• SOURCE DOCUMENT:
Unicode CLDR integration into Squeak/Pharo

Mentor: Henrik Sperre Johansen
Second mentor: Paul DeBruicker
Level: Beginner
Invited students: Siddharth Bhatia, Nirbhai Singh
Students interested: Siddharth Bhatia, Nirbhai Singh, Gareth Cox(lightly)


The Common Locale Data Repository CLDR (http://cldr.unicode.org/) is a maintained set of locale specific information for use in programs.  Creating a package that integrates it into Squeak & Pharo would help with internationalization (i18n) and localization (l10n) for the platforms.  It would be preferable to be able to load a limited number of locales rather than the whole thing into every image.  We would probably benefit from having a Fuel based data repo somewhere that can access the updated and interpreted standards.

Technical details

We envision the project proceeding in this manner:

1. Create a limited object-model for the part of CLDR Locales that provides the same capabilities as current Locales (including a legacy protocol)

2. Implement parsing/reading of the CLDR data files.

3. System integration; import a CLDR Locale from the data files for the system-reported locale (en_GB, nb_NO), and installing it as the current locale

4. Implement import/export of Locale objects using Fuel

5. Expand the object model to include a new capabiliy of a CLDR Locale not present in the current C-inspired locales (string collation, etc)

6. Provide useful system integration of said capability

7. Repeat 5/6 until running out of time

The CLDR is constantly edited and updated and published as a spec and set of XML files.  Those files would need to be regularly downloaded and parsed to create a publicly available repository that Smalltalkers could access to import only those locales they're interested in having in their images. A repository on github that contains a Fuel file per locale would be an acceptable solution.

Benefits to the Student

Work with international standards, web services, wider knowledge of the affects of the actions of politicians and history.

Benefits to the Community

Being able to properly interpret, compare, and format currencies, dates, times, inside their images.

Updated: 24.4.2013

• DATASET RECORDS:

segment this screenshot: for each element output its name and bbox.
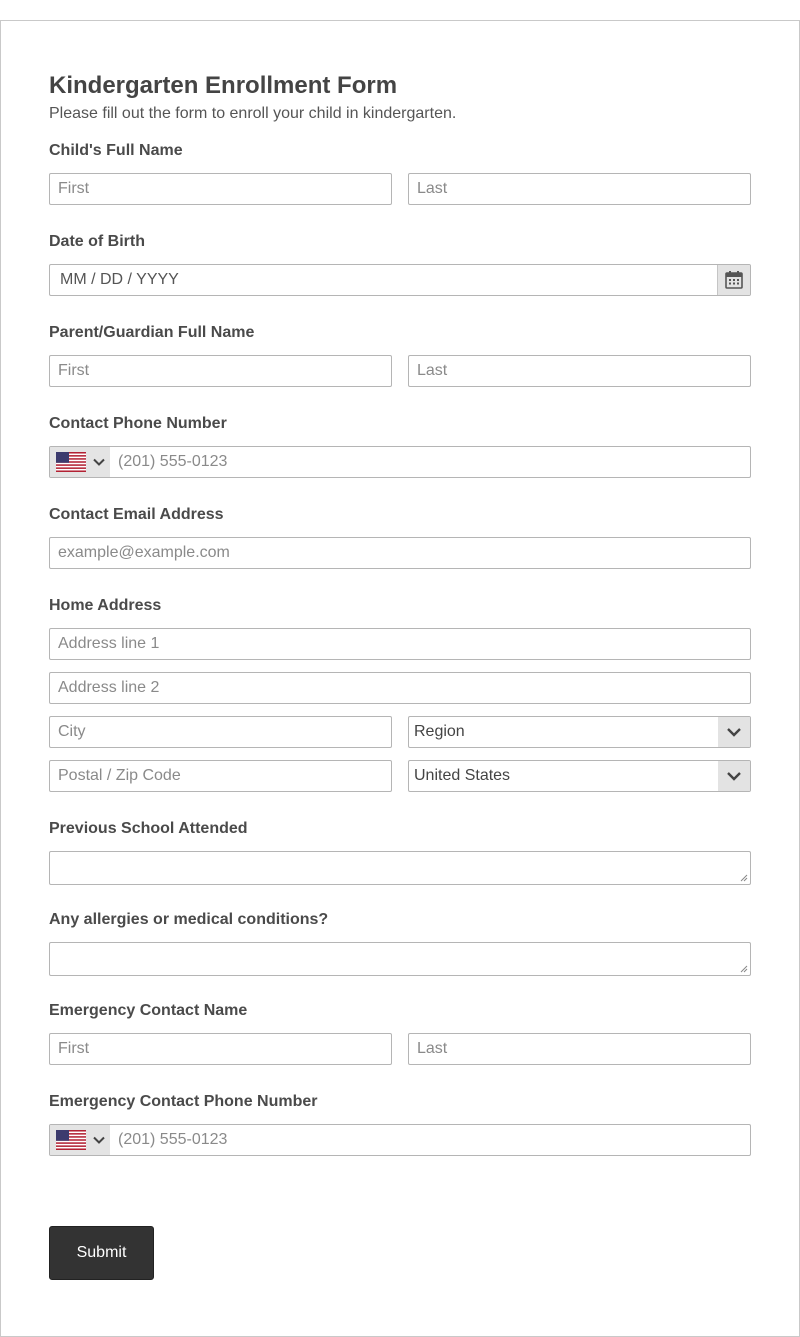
chevron-down-icon[interactable] (718, 761, 750, 791)
phone-label: Contact Phone Number (49, 415, 227, 432)
phone-input[interactable] (110, 447, 750, 477)
region-select[interactable]: Region (408, 716, 751, 748)
dob-label: Date of Birth (49, 233, 145, 250)
phone-field[interactable] (49, 446, 751, 478)
chevron-down-icon[interactable] (718, 717, 750, 747)
parent-first-name-input[interactable] (50, 356, 391, 386)
postal-code-input[interactable] (50, 761, 391, 791)
allergies-label: Any allergies or medical conditions? (49, 911, 329, 928)
address-line1-field[interactable] (49, 628, 751, 660)
form-title: Kindergarten Enrollment Form (49, 72, 398, 99)
us-flag-icon (56, 452, 86, 472)
emergency-first-name-input[interactable] (50, 1034, 391, 1064)
allergies-textarea[interactable] (50, 943, 750, 975)
emergency-last-name-input[interactable] (409, 1034, 750, 1064)
form-card: Kindergarten Enrollment Form Please fill… (0, 20, 800, 1337)
resize-grip-icon[interactable] (740, 965, 748, 973)
parent-last-name-input[interactable] (409, 356, 750, 386)
email-input[interactable] (50, 538, 750, 568)
previous-school-field[interactable] (49, 851, 751, 885)
allergies-field[interactable] (49, 942, 751, 976)
city-input[interactable] (50, 717, 391, 747)
child-last-name-field[interactable] (408, 173, 751, 205)
chevron-down-icon (93, 458, 105, 466)
region-value: Region (414, 723, 465, 740)
resize-grip-icon[interactable] (740, 874, 748, 882)
dob-placeholder: MM / DD / YYYY (60, 271, 179, 288)
emergency-phone-field[interactable] (49, 1124, 751, 1156)
parent-first-name-field[interactable] (49, 355, 392, 387)
parent-name-label: Parent/Guardian Full Name (49, 324, 255, 341)
previous-school-textarea[interactable] (50, 852, 750, 884)
address-line2-input[interactable] (50, 673, 750, 703)
child-first-name-field[interactable] (49, 173, 392, 205)
previous-school-label: Previous School Attended (49, 820, 248, 837)
child-first-name-input[interactable] (50, 174, 391, 204)
email-field[interactable] (49, 537, 751, 569)
address-line1-input[interactable] (50, 629, 750, 659)
address-label: Home Address (49, 597, 162, 614)
emergency-phone-input[interactable] (110, 1125, 750, 1155)
emergency-name-label: Emergency Contact Name (49, 1002, 248, 1019)
city-field[interactable] (49, 716, 392, 748)
emergency-phone-label: Emergency Contact Phone Number (49, 1093, 318, 1110)
child-name-label: Child's Full Name (49, 142, 183, 159)
country-select[interactable]: United States (408, 760, 751, 792)
emergency-first-name-field[interactable] (49, 1033, 392, 1065)
dob-field[interactable]: MM / DD / YYYY (49, 264, 751, 296)
calendar-icon[interactable] (717, 265, 750, 295)
postal-code-field[interactable] (49, 760, 392, 792)
country-code-select[interactable] (50, 447, 110, 477)
child-last-name-input[interactable] (409, 174, 750, 204)
us-flag-icon (56, 1130, 86, 1150)
form-subtitle: Please fill out the form to enroll your … (49, 105, 457, 122)
email-label: Contact Email Address (49, 506, 224, 523)
parent-last-name-field[interactable] (408, 355, 751, 387)
address-line2-field[interactable] (49, 672, 751, 704)
chevron-down-icon (93, 1136, 105, 1144)
country-code-select[interactable] (50, 1125, 110, 1155)
submit-button[interactable]: Submit (49, 1226, 154, 1280)
country-value: United States (414, 767, 511, 784)
emergency-last-name-field[interactable] (408, 1033, 751, 1065)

• TASK LIST:
(a) In the CLDR project page, take the passage that begins at the words "6. Provide useful" and stops after "an acceptable solution.", and write it out again with "repository" swapped for "archive".
(b) Render the rows from the line that has "chevron-down-icon[interactable] (718, 761, 750, 791)" through the line that has "phone-field[interactable] (49, 446, 751, 478)", both included, as a numbered list with blank lines left out.

• SOLUTIONS TO THE EXERCISE:
(a)
6. Provide useful system integration of said capability

7. Repeat 5/6 until running out of time

The CLDR is constantly edited and updated and published as a spec and set of XML files.  Those files would need to be regularly downloaded and parsed to create a publicly available archive that Smalltalkers could access to import only those locales they're interested in having in their images. A archive on github that contains a Fuel file per locale would be an acceptable solution.

(b)
1. chevron-down-icon[interactable] (718, 761, 750, 791)
2. phone-label: Contact Phone Number (49, 415, 227, 432)
3. phone-input[interactable] (110, 447, 750, 477)
4. region-select[interactable]: Region (408, 716, 751, 748)
5. dob-label: Date of Birth (49, 233, 145, 250)
6. phone-field[interactable] (49, 446, 751, 478)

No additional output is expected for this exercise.